== EXTRACTED MATERIAL ==

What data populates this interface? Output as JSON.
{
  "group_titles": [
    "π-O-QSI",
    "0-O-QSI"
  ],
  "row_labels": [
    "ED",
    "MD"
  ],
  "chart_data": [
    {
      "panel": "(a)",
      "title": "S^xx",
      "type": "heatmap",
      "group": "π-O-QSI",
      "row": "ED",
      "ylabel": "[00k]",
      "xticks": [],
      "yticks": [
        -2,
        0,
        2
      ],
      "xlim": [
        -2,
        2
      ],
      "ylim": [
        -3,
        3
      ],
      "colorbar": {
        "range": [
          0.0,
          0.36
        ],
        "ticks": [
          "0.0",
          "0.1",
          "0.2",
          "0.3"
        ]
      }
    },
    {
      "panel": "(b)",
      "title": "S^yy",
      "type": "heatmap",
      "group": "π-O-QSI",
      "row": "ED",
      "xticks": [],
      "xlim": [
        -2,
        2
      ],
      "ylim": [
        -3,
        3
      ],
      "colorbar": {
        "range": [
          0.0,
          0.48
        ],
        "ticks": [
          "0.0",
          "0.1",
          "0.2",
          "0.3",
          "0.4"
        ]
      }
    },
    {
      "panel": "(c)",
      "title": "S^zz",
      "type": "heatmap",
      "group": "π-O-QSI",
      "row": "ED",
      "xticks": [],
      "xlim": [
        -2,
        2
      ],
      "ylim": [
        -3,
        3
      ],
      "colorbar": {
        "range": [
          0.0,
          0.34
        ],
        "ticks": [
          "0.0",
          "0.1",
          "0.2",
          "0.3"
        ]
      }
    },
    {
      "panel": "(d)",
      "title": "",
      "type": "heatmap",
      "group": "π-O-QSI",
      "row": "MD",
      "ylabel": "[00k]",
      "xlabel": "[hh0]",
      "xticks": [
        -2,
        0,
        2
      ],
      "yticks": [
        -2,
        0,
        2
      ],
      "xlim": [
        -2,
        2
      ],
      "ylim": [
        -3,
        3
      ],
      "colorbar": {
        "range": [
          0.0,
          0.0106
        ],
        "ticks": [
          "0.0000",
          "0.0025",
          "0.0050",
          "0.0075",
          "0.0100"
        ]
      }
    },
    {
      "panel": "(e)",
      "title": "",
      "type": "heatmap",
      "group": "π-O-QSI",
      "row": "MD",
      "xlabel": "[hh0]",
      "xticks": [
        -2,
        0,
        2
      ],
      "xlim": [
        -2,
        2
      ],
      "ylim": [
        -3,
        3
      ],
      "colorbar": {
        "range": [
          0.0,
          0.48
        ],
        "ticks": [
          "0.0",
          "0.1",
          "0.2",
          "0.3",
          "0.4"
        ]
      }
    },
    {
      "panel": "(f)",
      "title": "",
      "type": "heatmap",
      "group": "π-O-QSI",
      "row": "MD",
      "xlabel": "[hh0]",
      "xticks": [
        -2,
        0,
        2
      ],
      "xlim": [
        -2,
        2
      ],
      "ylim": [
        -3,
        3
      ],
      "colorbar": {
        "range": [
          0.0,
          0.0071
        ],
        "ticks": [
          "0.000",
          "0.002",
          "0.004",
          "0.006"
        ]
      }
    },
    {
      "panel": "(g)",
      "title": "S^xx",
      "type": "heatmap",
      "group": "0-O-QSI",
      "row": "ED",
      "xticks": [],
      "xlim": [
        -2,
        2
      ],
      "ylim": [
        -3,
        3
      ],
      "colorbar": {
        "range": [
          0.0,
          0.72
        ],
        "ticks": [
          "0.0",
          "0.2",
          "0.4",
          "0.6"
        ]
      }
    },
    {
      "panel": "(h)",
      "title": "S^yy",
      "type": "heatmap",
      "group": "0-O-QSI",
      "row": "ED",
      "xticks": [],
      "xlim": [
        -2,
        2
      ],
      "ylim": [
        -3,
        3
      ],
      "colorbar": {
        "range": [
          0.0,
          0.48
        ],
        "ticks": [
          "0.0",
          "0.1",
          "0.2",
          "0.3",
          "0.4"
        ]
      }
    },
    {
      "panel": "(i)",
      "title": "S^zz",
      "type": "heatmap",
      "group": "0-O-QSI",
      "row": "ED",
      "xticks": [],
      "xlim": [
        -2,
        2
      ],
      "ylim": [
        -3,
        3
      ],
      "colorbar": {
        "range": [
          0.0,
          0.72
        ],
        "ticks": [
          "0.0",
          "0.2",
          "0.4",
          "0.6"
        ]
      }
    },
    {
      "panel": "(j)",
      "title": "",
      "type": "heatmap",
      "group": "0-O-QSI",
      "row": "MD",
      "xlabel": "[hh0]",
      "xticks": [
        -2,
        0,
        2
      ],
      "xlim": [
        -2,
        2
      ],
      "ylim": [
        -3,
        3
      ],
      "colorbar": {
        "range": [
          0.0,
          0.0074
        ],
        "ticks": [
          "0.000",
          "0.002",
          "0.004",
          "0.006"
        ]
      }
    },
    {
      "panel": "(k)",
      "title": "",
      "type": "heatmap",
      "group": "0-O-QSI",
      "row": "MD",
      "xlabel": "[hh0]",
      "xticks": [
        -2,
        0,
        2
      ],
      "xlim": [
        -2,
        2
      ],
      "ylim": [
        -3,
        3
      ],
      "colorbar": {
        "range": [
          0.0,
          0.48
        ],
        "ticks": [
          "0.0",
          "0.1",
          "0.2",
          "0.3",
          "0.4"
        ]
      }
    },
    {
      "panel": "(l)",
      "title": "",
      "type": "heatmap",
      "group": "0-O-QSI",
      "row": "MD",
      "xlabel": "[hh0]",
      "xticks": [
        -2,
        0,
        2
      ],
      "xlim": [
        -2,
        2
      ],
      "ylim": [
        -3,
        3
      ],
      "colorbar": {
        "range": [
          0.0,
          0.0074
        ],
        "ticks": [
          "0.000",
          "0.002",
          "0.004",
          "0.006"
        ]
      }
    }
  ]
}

===

__EXERCISE GOAL__.
Would you restate each of the entries word for word?

__COMPLETE OUTPUT__.
What data populates this interface? Output as JSON.
{
  "group_titles": [
    "π-O-QSI",
    "0-O-QSI"
  ],
  "row_labels": [
    "ED",
    "MD"
  ],
  "chart_data": [
    {
      "panel": "(a)",
      "title": "S^xx",
      "type": "heatmap",
      "group": "π-O-QSI",
      "row": "ED",
      "ylabel": "[00k]",
      "xticks": [],
      "yticks": [
        -2,
        0,
        2
      ],
      "xlim": [
        -2,
        2
      ],
      "ylim": [
        -3,
        3
      ],
      "colorbar": {
        "range": [
          0.0,
          0.36
        ],
        "ticks": [
          "0.0",
          "0.1",
          "0.2",
          "0.3"
        ]
      }
    },
    {
      "panel": "(b)",
      "title": "S^yy",
      "type": "heatmap",
      "group": "π-O-QSI",
      "row": "ED",
      "xticks": [],
      "xlim": [
        -2,
        2
      ],
      "ylim": [
        -3,
        3
      ],
      "colorbar": {
        "range": [
          0.0,
          0.48
        ],
        "ticks": [
          "0.0",
          "0.1",
          "0.2",
          "0.3",
          "0.4"
        ]
      }
    },
    {
      "panel": "(c)",
      "title": "S^zz",
      "type": "heatmap",
      "group": "π-O-QSI",
      "row": "ED",
      "xticks": [],
      "xlim": [
        -2,
        2
      ],
      "ylim": [
        -3,
        3
      ],
      "colorbar": {
        "range": [
          0.0,
          0.34
        ],
        "ticks": [
          "0.0",
          "0.1",
          "0.2",
          "0.3"
        ]
      }
    },
    {
      "panel": "(d)",
      "title": "",
      "type": "heatmap",
      "group": "π-O-QSI",
      "row": "MD",
      "ylabel": "[00k]",
      "xlabel": "[hh0]",
      "xticks": [
        -2,
        0,
        2
      ],
      "yticks": [
        -2,
        0,
        2
      ],
      "xlim": [
        -2,
        2
      ],
      "ylim": [
        -3,
        3
      ],
      "colorbar": {
        "range": [
          0.0,
          0.0106
        ],
        "ticks": [
          "0.0000",
          "0.0025",
          "0.0050",
          "0.0075",
          "0.0100"
        ]
      }
    },
    {
      "panel": "(e)",
      "title": "",
      "type": "heatmap",
      "group": "π-O-QSI",
      "row": "MD",
      "xlabel": "[hh0]",
      "xticks": [
        -2,
        0,
        2
      ],
      "xlim": [
        -2,
        2
      ],
      "ylim": [
        -3,
        3
      ],
      "colorbar": {
        "range": [
          0.0,
          0.48
        ],
        "ticks": [
          "0.0",
          "0.1",
          "0.2",
          "0.3",
          "0.4"
        ]
      }
    },
    {
      "panel": "(f)",
      "title": "",
      "type": "heatmap",
      "group": "π-O-QSI",
      "row": "MD",
      "xlabel": "[hh0]",
      "xticks": [
        -2,
        0,
        2
      ],
      "xlim": [
        -2,
        2
      ],
      "ylim": [
        -3,
        3
      ],
      "colorbar": {
        "range": [
          0.0,
          0.0071
        ],
        "ticks": [
          "0.000",
          "0.002",
          "0.004",
          "0.006"
        ]
      }
    },
    {
      "panel": "(g)",
      "title": "S^xx",
      "type": "heatmap",
      "group": "0-O-QSI",
      "row": "ED",
      "xticks": [],
      "xlim": [
        -2,
        2
      ],
      "ylim": [
        -3,
        3
      ],
      "colorbar": {
        "range": [
          0.0,
          0.72
        ],
        "ticks": [
          "0.0",
          "0.2",
          "0.4",
          "0.6"
        ]
      }
    },
    {
      "panel": "(h)",
      "title": "S^yy",
      "type": "heatmap",
      "group": "0-O-QSI",
      "row": "ED",
      "xticks": [],
      "xlim": [
        -2,
        2
      ],
      "ylim": [
        -3,
        3
      ],
      "colorbar": {
        "range": [
          0.0,
          0.48
        ],
        "ticks": [
          "0.0",
          "0.1",
          "0.2",
          "0.3",
          "0.4"
        ]
      }
    },
    {
      "panel": "(i)",
      "title": "S^zz",
      "type": "heatmap",
      "group": "0-O-QSI",
      "row": "ED",
      "xticks": [],
      "xlim": [
        -2,
        2
      ],
      "ylim": [
        -3,
        3
      ],
      "colorbar": {
        "range": [
          0.0,
          0.72
        ],
        "ticks": [
          "0.0",
          "0.2",
          "0.4",
          "0.6"
        ]
      }
    },
    {
      "panel": "(j)",
      "title": "",
      "type": "heatmap",
      "group": "0-O-QSI",
      "row": "MD",
      "xlabel": "[hh0]",
      "xticks": [
        -2,
        0,
        2
      ],
      "xlim": [
        -2,
        2
      ],
      "ylim": [
        -3,
        3
      ],
      "colorbar": {
        "range": [
          0.0,
          0.0074
        ],
        "ticks": [
          "0.000",
          "0.002",
          "0.004",
          "0.006"
        ]
      }
    },
    {
      "panel": "(k)",
      "title": "",
      "type": "heatmap",
      "group": "0-O-QSI",
      "row": "MD",
      "xlabel": "[hh0]",
      "xticks": [
        -2,
        0,
        2
      ],
      "xlim": [
        -2,
        2
      ],
      "ylim": [
        -3,
        3
      ],
      "colorbar": {
        "range": [
          0.0,
          0.48
        ],
        "ticks": [
          "0.0",
          "0.1",
          "0.2",
          "0.3",
          "0.4"
        ]
      }
    },
    {
      "panel": "(l)",
      "title": "",
      "type": "heatmap",
      "group": "0-O-QSI",
      "row": "MD",
      "xlabel": "[hh0]",
      "xticks": [
        -2,
        0,
        2
      ],
      "xlim": [
        -2,
        2
      ],
      "ylim": [
        -3,
        3
      ],
      "colorbar": {
        "range": [
          0.0,
          0.0074
        ],
        "ticks": [
          "0.000",
          "0.002",
          "0.004",
          "0.006"
        ]
      }
    }
  ]
}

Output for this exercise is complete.